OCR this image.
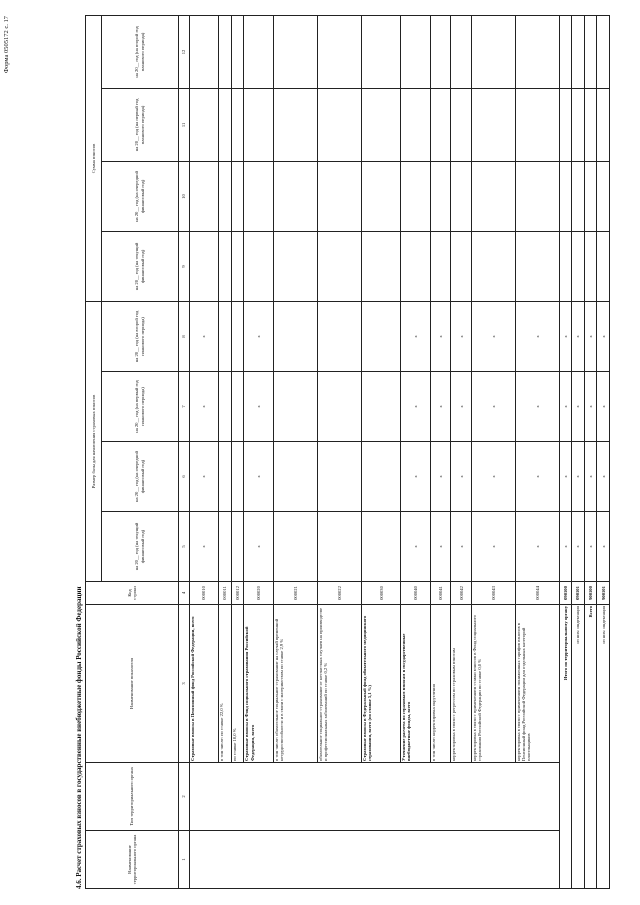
Форма 0505172 с. 17
4.6. Расчет страховых взносов в государственные внебюджетные фонды Российской Федерации	Наименование территориального органа	Тип территориального органа	Наименование показателя	Код строки	Размер базы для начисления страховых взносов				Сумма взносов			
				на 20__ год (на текущий финансовый год)	на 20__ год (на очередной финансовый год)	на 20__ год (на первый год планового периода)	на 20__ год (на второй год планового периода)	на 20__ год (на текущий финансовый год)	на 20__ год (на очередной финансовый год)	на 20__ год (на первый год планового периода)	на 20__ год (на второй год планового периода)
1	2	3	4	5	6	7	8	9	10	11	12
		Страховые взносы в Пенсионный фонд Российской Федерации, всего	000010	x	x	x	x				
		в том числе: по ставке 22,0 %	000011								
		по ставке 10,0 %	000012								
		Страховые взносы в Фонд социального страхования Российской Федерации, всего	000020	x	x	x	x				
		в том числе: обязательное социальное страхование на случай временной нетрудоспособности и в связи с материнством по ставке 2,9 %	000021								
		обязательное социальное страхование от несчастных случаев на производстве и профессиональных заболеваний по ставке 0,2 %	000022								
		Страховые взносы в Федеральный фонд обязательного медицинского страхования, всего (по ставке 5,1 %)	000030								
		Уточнение расчета по страховым взносам в государственные внебюджетные фонды, всего	000040	x	x	x	x				
		в том числе: корректировка округления	000041	x	x	x	x				
		корректировка в связи с регрессом по страховым взносам	000042	x	x	x	x				
		корректировка в связи с применением ставки взносов в Фонд социального страхования Российской Федерации по ставке 0,0 %	000043	x	x	x	x				
		корректировка в связи с применением пониженных тарифов взносов в Пенсионный фонд Российской Федерации для отдельных категорий плательщиков	000044	x	x	x	x				
Итого по территориальному органу			090100	x	x	x	x				
из них: индексация			090101	x	x	x	x				
Всего			900100	x	x	x	x				
из них: индексация			900101	x	x	x	x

···

In the data above, how many lines contain the string "страхование"? Answer with the number only.

THE OUTPUT: 2